Output the records. Match them exactly.

# Source data
(begin)

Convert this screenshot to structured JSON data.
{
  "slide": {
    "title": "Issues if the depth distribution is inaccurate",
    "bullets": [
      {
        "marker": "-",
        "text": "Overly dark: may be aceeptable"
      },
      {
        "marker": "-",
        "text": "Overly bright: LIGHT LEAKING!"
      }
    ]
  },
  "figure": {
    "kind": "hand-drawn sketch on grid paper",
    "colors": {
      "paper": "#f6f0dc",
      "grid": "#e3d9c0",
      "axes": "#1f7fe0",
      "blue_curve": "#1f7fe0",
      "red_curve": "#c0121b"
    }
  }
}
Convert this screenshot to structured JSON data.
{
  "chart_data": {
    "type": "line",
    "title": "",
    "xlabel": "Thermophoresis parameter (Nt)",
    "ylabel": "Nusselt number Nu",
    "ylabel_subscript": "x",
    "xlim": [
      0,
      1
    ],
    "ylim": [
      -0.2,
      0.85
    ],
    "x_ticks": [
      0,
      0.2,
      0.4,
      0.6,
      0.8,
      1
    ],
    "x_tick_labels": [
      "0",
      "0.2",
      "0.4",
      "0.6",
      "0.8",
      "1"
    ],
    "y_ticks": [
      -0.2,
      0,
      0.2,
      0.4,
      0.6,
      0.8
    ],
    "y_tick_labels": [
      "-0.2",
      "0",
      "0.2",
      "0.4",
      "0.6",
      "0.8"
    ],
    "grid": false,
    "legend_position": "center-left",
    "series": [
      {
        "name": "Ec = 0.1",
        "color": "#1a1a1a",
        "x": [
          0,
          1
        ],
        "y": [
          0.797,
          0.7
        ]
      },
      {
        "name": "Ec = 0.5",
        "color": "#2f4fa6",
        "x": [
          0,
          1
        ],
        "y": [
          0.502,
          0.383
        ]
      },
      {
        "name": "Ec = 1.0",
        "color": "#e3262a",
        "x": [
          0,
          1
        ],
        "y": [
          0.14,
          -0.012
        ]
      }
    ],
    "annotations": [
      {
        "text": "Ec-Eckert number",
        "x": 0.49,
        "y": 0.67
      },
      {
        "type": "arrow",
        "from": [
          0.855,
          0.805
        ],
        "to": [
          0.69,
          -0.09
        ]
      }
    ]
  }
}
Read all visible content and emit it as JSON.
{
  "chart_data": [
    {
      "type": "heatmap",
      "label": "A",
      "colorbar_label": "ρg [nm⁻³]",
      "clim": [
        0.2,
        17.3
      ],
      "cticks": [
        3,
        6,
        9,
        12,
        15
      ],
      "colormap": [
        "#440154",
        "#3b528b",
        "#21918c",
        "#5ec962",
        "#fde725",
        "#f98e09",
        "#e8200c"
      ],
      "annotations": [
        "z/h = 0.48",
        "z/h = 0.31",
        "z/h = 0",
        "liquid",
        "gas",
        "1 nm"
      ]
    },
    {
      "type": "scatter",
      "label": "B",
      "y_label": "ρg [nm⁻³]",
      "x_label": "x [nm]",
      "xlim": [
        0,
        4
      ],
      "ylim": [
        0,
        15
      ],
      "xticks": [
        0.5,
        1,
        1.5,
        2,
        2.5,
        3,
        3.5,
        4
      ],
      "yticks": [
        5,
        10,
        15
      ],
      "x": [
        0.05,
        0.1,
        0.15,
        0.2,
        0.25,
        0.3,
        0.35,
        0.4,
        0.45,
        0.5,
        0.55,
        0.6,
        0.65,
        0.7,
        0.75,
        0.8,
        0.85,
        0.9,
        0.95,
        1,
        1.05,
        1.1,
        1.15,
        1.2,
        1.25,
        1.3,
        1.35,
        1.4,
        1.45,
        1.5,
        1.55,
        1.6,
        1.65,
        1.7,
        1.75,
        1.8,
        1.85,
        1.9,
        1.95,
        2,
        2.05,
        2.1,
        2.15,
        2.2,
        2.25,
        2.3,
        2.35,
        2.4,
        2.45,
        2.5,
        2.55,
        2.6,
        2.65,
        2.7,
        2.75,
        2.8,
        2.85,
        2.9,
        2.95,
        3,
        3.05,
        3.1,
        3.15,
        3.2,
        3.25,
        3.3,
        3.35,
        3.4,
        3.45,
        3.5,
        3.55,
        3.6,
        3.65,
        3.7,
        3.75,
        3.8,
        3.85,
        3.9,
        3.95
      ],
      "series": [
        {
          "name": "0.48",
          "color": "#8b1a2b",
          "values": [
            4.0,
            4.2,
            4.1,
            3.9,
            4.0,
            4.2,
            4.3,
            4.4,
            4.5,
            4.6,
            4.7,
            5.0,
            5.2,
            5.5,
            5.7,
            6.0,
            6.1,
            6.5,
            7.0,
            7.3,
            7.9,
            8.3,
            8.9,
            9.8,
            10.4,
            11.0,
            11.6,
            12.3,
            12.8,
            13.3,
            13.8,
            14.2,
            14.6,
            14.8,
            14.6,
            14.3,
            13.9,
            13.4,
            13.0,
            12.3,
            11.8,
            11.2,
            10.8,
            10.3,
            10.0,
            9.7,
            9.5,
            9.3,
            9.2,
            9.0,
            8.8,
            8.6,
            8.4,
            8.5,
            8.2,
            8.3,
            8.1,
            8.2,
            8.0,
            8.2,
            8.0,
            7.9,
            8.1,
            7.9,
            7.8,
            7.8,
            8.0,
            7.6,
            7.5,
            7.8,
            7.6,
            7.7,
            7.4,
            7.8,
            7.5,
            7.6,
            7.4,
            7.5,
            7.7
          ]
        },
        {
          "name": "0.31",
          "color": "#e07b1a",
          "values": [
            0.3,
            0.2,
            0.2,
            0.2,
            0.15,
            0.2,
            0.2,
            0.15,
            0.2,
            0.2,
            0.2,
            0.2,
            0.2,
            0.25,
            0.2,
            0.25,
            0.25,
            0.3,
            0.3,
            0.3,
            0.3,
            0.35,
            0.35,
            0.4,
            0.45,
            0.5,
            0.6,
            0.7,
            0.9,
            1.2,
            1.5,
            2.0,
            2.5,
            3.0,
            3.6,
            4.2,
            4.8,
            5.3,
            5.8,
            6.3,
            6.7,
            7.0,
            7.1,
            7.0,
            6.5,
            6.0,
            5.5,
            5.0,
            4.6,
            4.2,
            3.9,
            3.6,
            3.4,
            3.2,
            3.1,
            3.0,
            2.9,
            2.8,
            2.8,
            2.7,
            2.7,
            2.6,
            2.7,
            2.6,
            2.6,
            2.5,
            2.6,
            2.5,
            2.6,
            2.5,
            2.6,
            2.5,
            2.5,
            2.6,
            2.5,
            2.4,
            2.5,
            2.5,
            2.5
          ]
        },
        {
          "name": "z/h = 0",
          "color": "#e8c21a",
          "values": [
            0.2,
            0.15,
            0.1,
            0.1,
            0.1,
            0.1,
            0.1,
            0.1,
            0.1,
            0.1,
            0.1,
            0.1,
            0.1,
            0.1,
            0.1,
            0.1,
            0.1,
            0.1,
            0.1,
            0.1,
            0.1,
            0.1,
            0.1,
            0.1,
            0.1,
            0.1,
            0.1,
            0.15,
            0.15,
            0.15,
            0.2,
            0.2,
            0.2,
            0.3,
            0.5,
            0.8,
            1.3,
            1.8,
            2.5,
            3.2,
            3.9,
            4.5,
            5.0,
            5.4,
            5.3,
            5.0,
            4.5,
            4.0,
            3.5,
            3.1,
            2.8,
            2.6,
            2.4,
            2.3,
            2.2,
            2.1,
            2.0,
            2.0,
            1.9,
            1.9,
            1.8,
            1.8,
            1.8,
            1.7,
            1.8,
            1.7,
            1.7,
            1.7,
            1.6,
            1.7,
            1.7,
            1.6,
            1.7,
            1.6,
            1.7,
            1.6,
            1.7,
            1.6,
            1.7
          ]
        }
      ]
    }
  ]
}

(end)

# Final result
Convert this screenshot to structured JSON data.
{
  "slide": {
    "title": "Issues if the depth distribution is inaccurate",
    "bullets": [
      {
        "marker": "-",
        "text": "Overly dark: may be aceeptable"
      },
      {
        "marker": "-",
        "text": "Overly bright: LIGHT LEAKING!"
      }
    ]
  },
  "figure": {
    "kind": "hand-drawn sketch on grid paper",
    "colors": {
      "paper": "#f6f0dc",
      "grid": "#e3d9c0",
      "axes": "#1f7fe0",
      "blue_curve": "#1f7fe0",
      "red_curve": "#c0121b"
    }
  }
}
Convert this screenshot to structured JSON data.
{
  "chart_data": {
    "type": "line",
    "title": "",
    "xlabel": "Thermophoresis parameter (Nt)",
    "ylabel": "Nusselt number Nu",
    "ylabel_subscript": "x",
    "xlim": [
      0,
      1
    ],
    "ylim": [
      -0.2,
      0.85
    ],
    "x_ticks": [
      0,
      0.2,
      0.4,
      0.6,
      0.8,
      1
    ],
    "x_tick_labels": [
      "0",
      "0.2",
      "0.4",
      "0.6",
      "0.8",
      "1"
    ],
    "y_ticks": [
      -0.2,
      0,
      0.2,
      0.4,
      0.6,
      0.8
    ],
    "y_tick_labels": [
      "-0.2",
      "0",
      "0.2",
      "0.4",
      "0.6",
      "0.8"
    ],
    "grid": false,
    "legend_position": "center-left",
    "series": [
      {
        "name": "Ec = 0.1",
        "color": "#1a1a1a",
        "x": [
          0,
          1
        ],
        "y": [
          0.797,
          0.7
        ]
      },
      {
        "name": "Ec = 0.5",
        "color": "#2f4fa6",
        "x": [
          0,
          1
        ],
        "y": [
          0.502,
          0.383
        ]
      },
      {
        "name": "Ec = 1.0",
        "color": "#e3262a",
        "x": [
          0,
          1
        ],
        "y": [
          0.14,
          -0.012
        ]
      }
    ],
    "annotations": [
      {
        "text": "Ec-Eckert number",
        "x": 0.49,
        "y": 0.67
      },
      {
        "type": "arrow",
        "from": [
          0.855,
          0.805
        ],
        "to": [
          0.69,
          -0.09
        ]
      }
    ]
  }
}
Read all visible content and emit it as JSON.
{
  "chart_data": [
    {
      "type": "heatmap",
      "label": "A",
      "colorbar_label": "ρg [nm⁻³]",
      "clim": [
        0.2,
        17.3
      ],
      "cticks": [
        3,
        6,
        9,
        12,
        15
      ],
      "colormap": [
        "#440154",
        "#3b528b",
        "#21918c",
        "#5ec962",
        "#fde725",
        "#f98e09",
        "#e8200c"
      ],
      "annotations": [
        "z/h = 0.48",
        "z/h = 0.31",
        "z/h = 0",
        "liquid",
        "gas",
        "1 nm"
      ]
    },
    {
      "type": "scatter",
      "label": "B",
      "y_label": "ρg [nm⁻³]",
      "x_label": "x [nm]",
      "xlim": [
        0,
        4
      ],
      "ylim": [
        0,
        15
      ],
      "xticks": [
        0.5,
        1,
        1.5,
        2,
        2.5,
        3,
        3.5,
        4
      ],
      "yticks": [
        5,
        10,
        15
      ],
      "x": [
        0.05,
        0.1,
        0.15,
        0.2,
        0.25,
        0.3,
        0.35,
        0.4,
        0.45,
        0.5,
        0.55,
        0.6,
        0.65,
        0.7,
        0.75,
        0.8,
        0.85,
        0.9,
        0.95,
        1,
        1.05,
        1.1,
        1.15,
        1.2,
        1.25,
        1.3,
        1.35,
        1.4,
        1.45,
        1.5,
        1.55,
        1.6,
        1.65,
        1.7,
        1.75,
        1.8,
        1.85,
        1.9,
        1.95,
        2,
        2.05,
        2.1,
        2.15,
        2.2,
        2.25,
        2.3,
        2.35,
        2.4,
        2.45,
        2.5,
        2.55,
        2.6,
        2.65,
        2.7,
        2.75,
        2.8,
        2.85,
        2.9,
        2.95,
        3,
        3.05,
        3.1,
        3.15,
        3.2,
        3.25,
        3.3,
        3.35,
        3.4,
        3.45,
        3.5,
        3.55,
        3.6,
        3.65,
        3.7,
        3.75,
        3.8,
        3.85,
        3.9,
        3.95
      ],
      "series": [
        {
          "name": "0.48",
          "color": "#8b1a2b",
          "values": [
            4.0,
            4.2,
            4.1,
            3.9,
            4.0,
            4.2,
            4.3,
            4.4,
            4.5,
            4.6,
            4.7,
            5.0,
            5.2,
            5.5,
            5.7,
            6.0,
            6.1,
            6.5,
            7.0,
            7.3,
            7.9,
            8.3,
            8.9,
            9.8,
            10.4,
            11.0,
            11.6,
            12.3,
            12.8,
            13.3,
            13.8,
            14.2,
            14.6,
            14.8,
            14.6,
            14.3,
            13.9,
            13.4,
            13.0,
            12.3,
            11.8,
            11.2,
            10.8,
            10.3,
            10.0,
            9.7,
            9.5,
            9.3,
            9.2,
            9.0,
            8.8,
            8.6,
            8.4,
            8.5,
            8.2,
            8.3,
            8.1,
            8.2,
            8.0,
            8.2,
            8.0,
            7.9,
            8.1,
            7.9,
            7.8,
            7.8,
            8.0,
            7.6,
            7.5,
            7.8,
            7.6,
            7.7,
            7.4,
            7.8,
            7.5,
            7.6,
            7.4,
            7.5,
            7.7
          ]
        },
        {
          "name": "0.31",
          "color": "#e07b1a",
          "values": [
            0.3,
            0.2,
            0.2,
            0.2,
            0.15,
            0.2,
            0.2,
            0.15,
            0.2,
            0.2,
            0.2,
            0.2,
            0.2,
            0.25,
            0.2,
            0.25,
            0.25,
            0.3,
            0.3,
            0.3,
            0.3,
            0.35,
            0.35,
            0.4,
            0.45,
            0.5,
            0.6,
            0.7,
            0.9,
            1.2,
            1.5,
            2.0,
            2.5,
            3.0,
            3.6,
            4.2,
            4.8,
            5.3,
            5.8,
            6.3,
            6.7,
            7.0,
            7.1,
            7.0,
            6.5,
            6.0,
            5.5,
            5.0,
            4.6,
            4.2,
            3.9,
            3.6,
            3.4,
            3.2,
            3.1,
            3.0,
            2.9,
            2.8,
            2.8,
            2.7,
            2.7,
            2.6,
            2.7,
            2.6,
            2.6,
            2.5,
            2.6,
            2.5,
            2.6,
            2.5,
            2.6,
            2.5,
            2.5,
            2.6,
            2.5,
            2.4,
            2.5,
            2.5,
            2.5
          ]
        },
        {
          "name": "z/h = 0",
          "color": "#e8c21a",
          "values": [
            0.2,
            0.15,
            0.1,
            0.1,
            0.1,
            0.1,
            0.1,
            0.1,
            0.1,
            0.1,
            0.1,
            0.1,
            0.1,
            0.1,
            0.1,
            0.1,
            0.1,
            0.1,
            0.1,
            0.1,
            0.1,
            0.1,
            0.1,
            0.1,
            0.1,
            0.1,
            0.1,
            0.15,
            0.15,
            0.15,
            0.2,
            0.2,
            0.2,
            0.3,
            0.5,
            0.8,
            1.3,
            1.8,
            2.5,
            3.2,
            3.9,
            4.5,
            5.0,
            5.4,
            5.3,
            5.0,
            4.5,
            4.0,
            3.5,
            3.1,
            2.8,
            2.6,
            2.4,
            2.3,
            2.2,
            2.1,
            2.0,
            2.0,
            1.9,
            1.9,
            1.8,
            1.8,
            1.8,
            1.7,
            1.8,
            1.7,
            1.7,
            1.7,
            1.6,
            1.7,
            1.7,
            1.6,
            1.7,
            1.6,
            1.7,
            1.6,
            1.7,
            1.6,
            1.7
          ]
        }
      ]
    }
  ]
}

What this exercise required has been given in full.